───── Excerpted data ─────

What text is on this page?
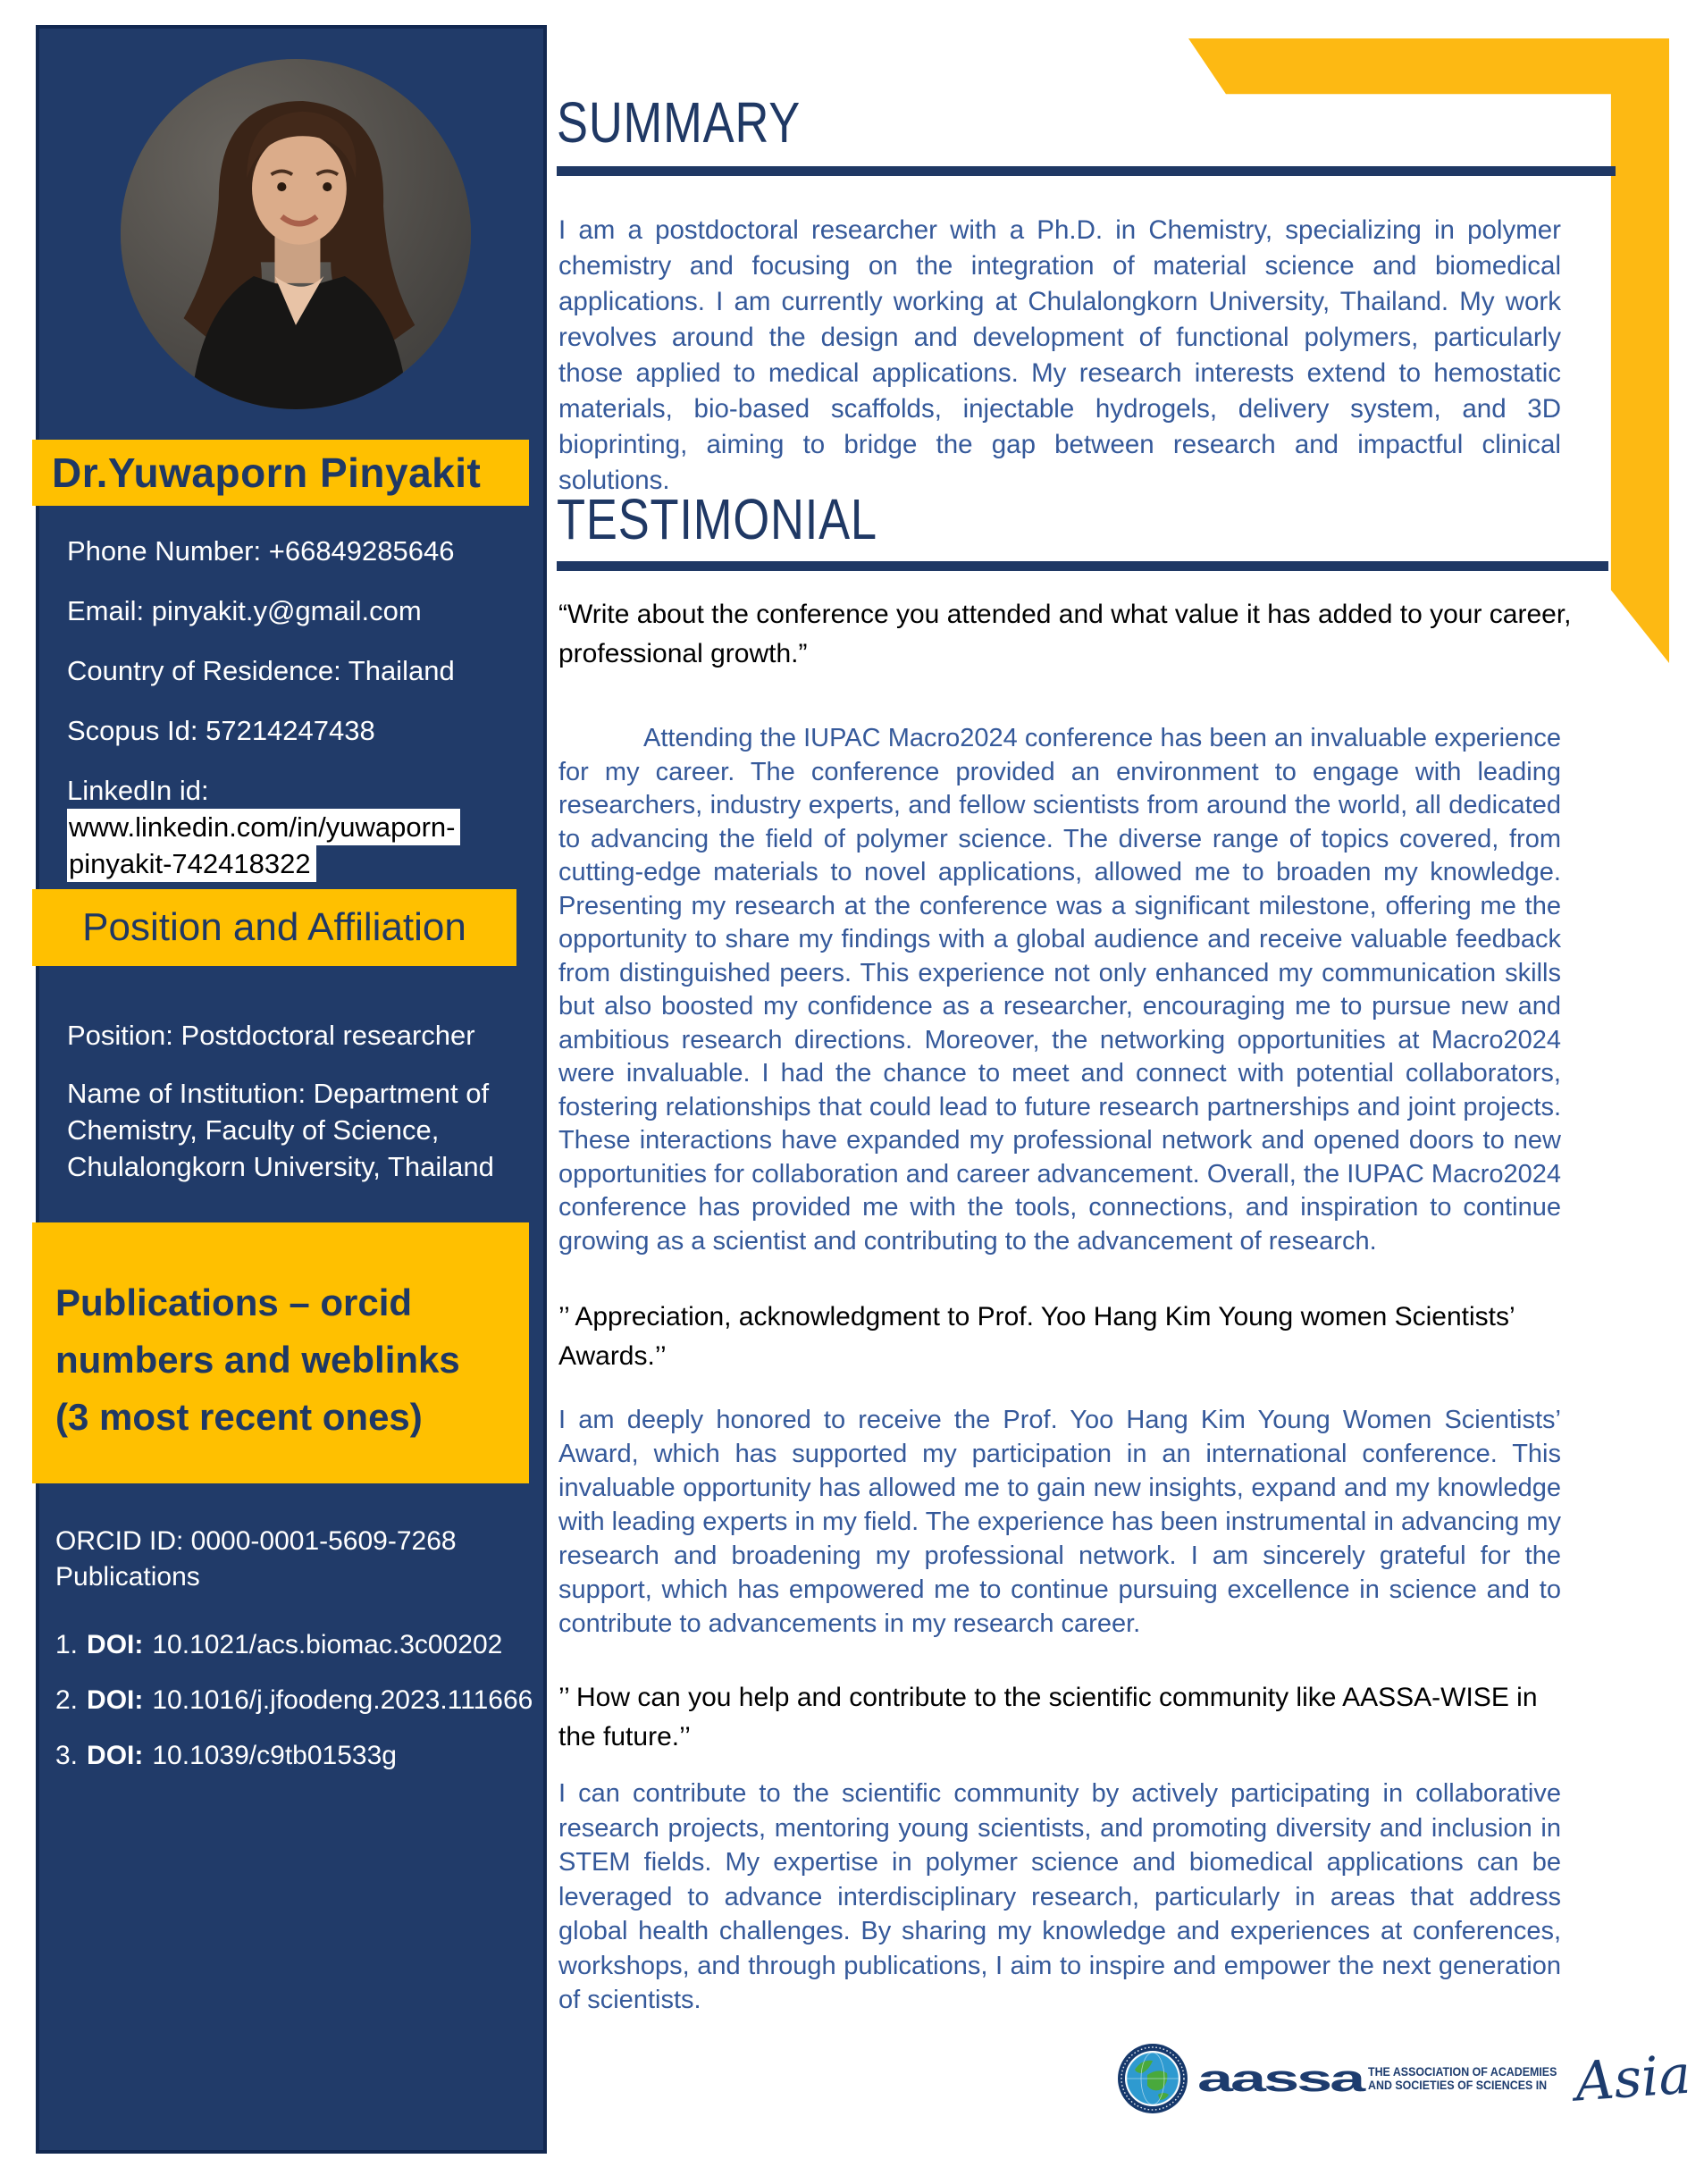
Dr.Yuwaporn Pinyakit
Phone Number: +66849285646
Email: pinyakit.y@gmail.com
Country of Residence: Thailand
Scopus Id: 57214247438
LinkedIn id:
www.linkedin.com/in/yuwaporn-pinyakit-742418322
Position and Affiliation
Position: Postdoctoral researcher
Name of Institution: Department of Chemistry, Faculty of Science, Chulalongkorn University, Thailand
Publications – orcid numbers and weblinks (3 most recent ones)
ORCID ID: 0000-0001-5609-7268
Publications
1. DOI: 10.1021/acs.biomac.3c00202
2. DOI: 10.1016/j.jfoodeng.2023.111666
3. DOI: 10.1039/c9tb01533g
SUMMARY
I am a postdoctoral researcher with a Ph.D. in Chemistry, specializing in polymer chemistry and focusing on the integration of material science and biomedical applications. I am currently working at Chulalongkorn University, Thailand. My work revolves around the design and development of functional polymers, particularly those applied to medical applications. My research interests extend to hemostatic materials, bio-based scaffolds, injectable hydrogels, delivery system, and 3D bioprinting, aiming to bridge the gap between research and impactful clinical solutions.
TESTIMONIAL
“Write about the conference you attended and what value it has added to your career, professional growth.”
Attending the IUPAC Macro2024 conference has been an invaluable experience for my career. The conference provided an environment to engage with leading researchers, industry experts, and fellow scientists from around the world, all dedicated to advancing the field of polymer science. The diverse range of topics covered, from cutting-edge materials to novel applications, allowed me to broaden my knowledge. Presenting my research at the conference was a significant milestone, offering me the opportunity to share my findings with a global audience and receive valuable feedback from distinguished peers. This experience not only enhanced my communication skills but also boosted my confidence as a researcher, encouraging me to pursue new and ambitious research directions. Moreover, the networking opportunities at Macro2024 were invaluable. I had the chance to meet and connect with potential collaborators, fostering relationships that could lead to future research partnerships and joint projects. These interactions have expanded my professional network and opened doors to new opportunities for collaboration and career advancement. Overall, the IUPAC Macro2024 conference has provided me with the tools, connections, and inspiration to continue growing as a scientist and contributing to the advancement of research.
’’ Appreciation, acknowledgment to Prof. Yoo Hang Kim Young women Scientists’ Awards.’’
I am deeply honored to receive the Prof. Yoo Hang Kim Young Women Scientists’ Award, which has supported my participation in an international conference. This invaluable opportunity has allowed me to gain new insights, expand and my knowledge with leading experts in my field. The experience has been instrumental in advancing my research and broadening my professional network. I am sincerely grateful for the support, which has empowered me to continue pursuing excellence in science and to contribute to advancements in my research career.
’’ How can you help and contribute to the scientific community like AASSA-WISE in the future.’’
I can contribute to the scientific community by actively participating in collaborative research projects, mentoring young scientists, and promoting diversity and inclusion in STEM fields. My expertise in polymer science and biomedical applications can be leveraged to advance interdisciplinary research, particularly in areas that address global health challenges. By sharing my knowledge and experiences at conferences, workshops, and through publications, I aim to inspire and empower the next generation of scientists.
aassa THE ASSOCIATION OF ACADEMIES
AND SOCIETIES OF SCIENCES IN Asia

─────

Copy each line containing the word "Position" from the data.

Position and Affiliation
Position: Postdoctoral researcher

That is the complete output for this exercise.